WHAT THE EXERCISE ASKS:
Images do not belong in the copy. Retype all the entries below exactly.

INFORMATION PROVIDED:

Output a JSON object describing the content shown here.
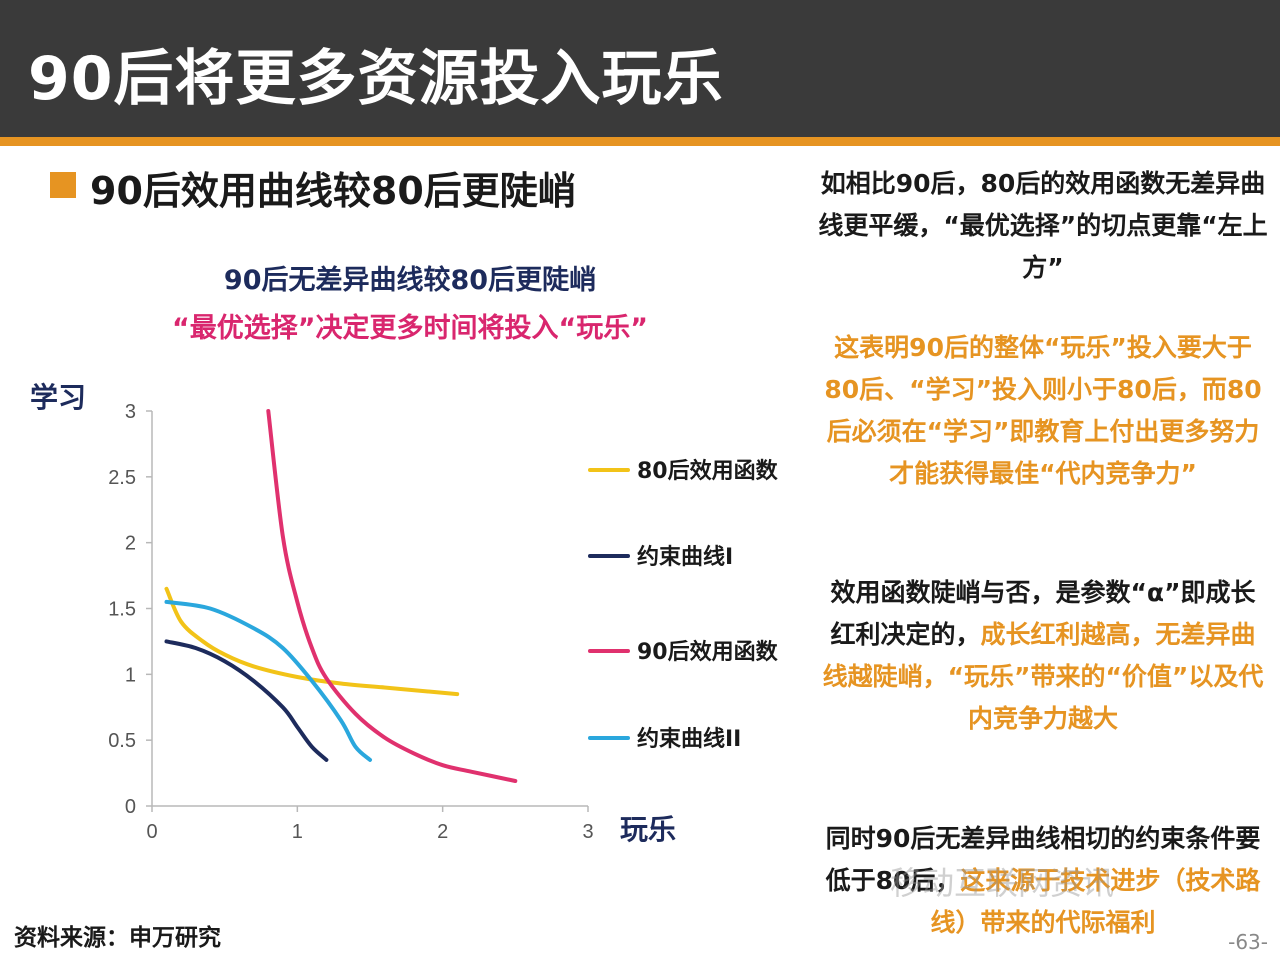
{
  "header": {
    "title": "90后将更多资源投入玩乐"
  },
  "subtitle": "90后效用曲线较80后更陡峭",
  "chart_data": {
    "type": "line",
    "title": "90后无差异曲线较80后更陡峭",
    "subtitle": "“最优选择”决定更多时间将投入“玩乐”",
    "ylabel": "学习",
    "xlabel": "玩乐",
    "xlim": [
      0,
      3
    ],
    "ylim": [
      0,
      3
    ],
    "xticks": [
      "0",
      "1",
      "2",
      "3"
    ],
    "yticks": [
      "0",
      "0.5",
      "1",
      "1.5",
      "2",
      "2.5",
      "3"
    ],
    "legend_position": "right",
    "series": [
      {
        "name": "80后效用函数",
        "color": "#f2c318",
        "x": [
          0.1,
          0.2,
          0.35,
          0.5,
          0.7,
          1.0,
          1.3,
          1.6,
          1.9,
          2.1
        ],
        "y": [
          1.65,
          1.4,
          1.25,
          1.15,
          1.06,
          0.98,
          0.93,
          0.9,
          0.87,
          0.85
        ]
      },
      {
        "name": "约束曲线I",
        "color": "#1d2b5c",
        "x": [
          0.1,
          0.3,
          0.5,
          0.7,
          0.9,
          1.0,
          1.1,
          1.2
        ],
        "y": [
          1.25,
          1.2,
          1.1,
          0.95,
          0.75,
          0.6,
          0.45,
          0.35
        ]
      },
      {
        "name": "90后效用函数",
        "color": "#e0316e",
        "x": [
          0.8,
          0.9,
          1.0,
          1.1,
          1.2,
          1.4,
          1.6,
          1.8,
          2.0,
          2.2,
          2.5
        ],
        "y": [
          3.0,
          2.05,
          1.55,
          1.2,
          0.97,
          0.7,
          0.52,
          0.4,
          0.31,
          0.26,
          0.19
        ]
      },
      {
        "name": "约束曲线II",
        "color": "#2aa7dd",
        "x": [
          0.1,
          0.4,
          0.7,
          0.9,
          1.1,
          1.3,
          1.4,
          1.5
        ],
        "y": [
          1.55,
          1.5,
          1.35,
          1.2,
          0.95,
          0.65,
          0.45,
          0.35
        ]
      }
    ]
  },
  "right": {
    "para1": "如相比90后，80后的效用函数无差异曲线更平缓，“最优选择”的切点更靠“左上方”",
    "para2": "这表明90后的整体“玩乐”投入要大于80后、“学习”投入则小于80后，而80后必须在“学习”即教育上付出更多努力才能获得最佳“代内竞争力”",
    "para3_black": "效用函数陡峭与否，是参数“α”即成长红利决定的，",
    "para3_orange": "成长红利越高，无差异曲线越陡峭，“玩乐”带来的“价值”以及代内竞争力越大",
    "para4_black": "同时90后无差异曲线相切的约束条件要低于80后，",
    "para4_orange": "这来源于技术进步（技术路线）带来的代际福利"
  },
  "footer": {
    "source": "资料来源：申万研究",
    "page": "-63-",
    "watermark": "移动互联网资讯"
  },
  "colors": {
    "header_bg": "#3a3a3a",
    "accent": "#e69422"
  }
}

FINISHED ANSWER:
Output a JSON object describing the content shown here.
{
  "header": {
    "title": "90后将更多资源投入玩乐"
  },
  "subtitle": "90后效用曲线较80后更陡峭",
  "chart_data": {
    "type": "line",
    "title": "90后无差异曲线较80后更陡峭",
    "subtitle": "“最优选择”决定更多时间将投入“玩乐”",
    "ylabel": "学习",
    "xlabel": "玩乐",
    "xlim": [
      0,
      3
    ],
    "ylim": [
      0,
      3
    ],
    "xticks": [
      "0",
      "1",
      "2",
      "3"
    ],
    "yticks": [
      "0",
      "0.5",
      "1",
      "1.5",
      "2",
      "2.5",
      "3"
    ],
    "legend_position": "right",
    "series": [
      {
        "name": "80后效用函数",
        "color": "#f2c318",
        "x": [
          0.1,
          0.2,
          0.35,
          0.5,
          0.7,
          1.0,
          1.3,
          1.6,
          1.9,
          2.1
        ],
        "y": [
          1.65,
          1.4,
          1.25,
          1.15,
          1.06,
          0.98,
          0.93,
          0.9,
          0.87,
          0.85
        ]
      },
      {
        "name": "约束曲线I",
        "color": "#1d2b5c",
        "x": [
          0.1,
          0.3,
          0.5,
          0.7,
          0.9,
          1.0,
          1.1,
          1.2
        ],
        "y": [
          1.25,
          1.2,
          1.1,
          0.95,
          0.75,
          0.6,
          0.45,
          0.35
        ]
      },
      {
        "name": "90后效用函数",
        "color": "#e0316e",
        "x": [
          0.8,
          0.9,
          1.0,
          1.1,
          1.2,
          1.4,
          1.6,
          1.8,
          2.0,
          2.2,
          2.5
        ],
        "y": [
          3.0,
          2.05,
          1.55,
          1.2,
          0.97,
          0.7,
          0.52,
          0.4,
          0.31,
          0.26,
          0.19
        ]
      },
      {
        "name": "约束曲线II",
        "color": "#2aa7dd",
        "x": [
          0.1,
          0.4,
          0.7,
          0.9,
          1.1,
          1.3,
          1.4,
          1.5
        ],
        "y": [
          1.55,
          1.5,
          1.35,
          1.2,
          0.95,
          0.65,
          0.45,
          0.35
        ]
      }
    ]
  },
  "right": {
    "para1": "如相比90后，80后的效用函数无差异曲线更平缓，“最优选择”的切点更靠“左上方”",
    "para2": "这表明90后的整体“玩乐”投入要大于80后、“学习”投入则小于80后，而80后必须在“学习”即教育上付出更多努力才能获得最佳“代内竞争力”",
    "para3_black": "效用函数陡峭与否，是参数“α”即成长红利决定的，",
    "para3_orange": "成长红利越高，无差异曲线越陡峭，“玩乐”带来的“价值”以及代内竞争力越大",
    "para4_black": "同时90后无差异曲线相切的约束条件要低于80后，",
    "para4_orange": "这来源于技术进步（技术路线）带来的代际福利"
  },
  "footer": {
    "source": "资料来源：申万研究",
    "page": "-63-",
    "watermark": "移动互联网资讯"
  },
  "colors": {
    "header_bg": "#3a3a3a",
    "accent": "#e69422"
  }
}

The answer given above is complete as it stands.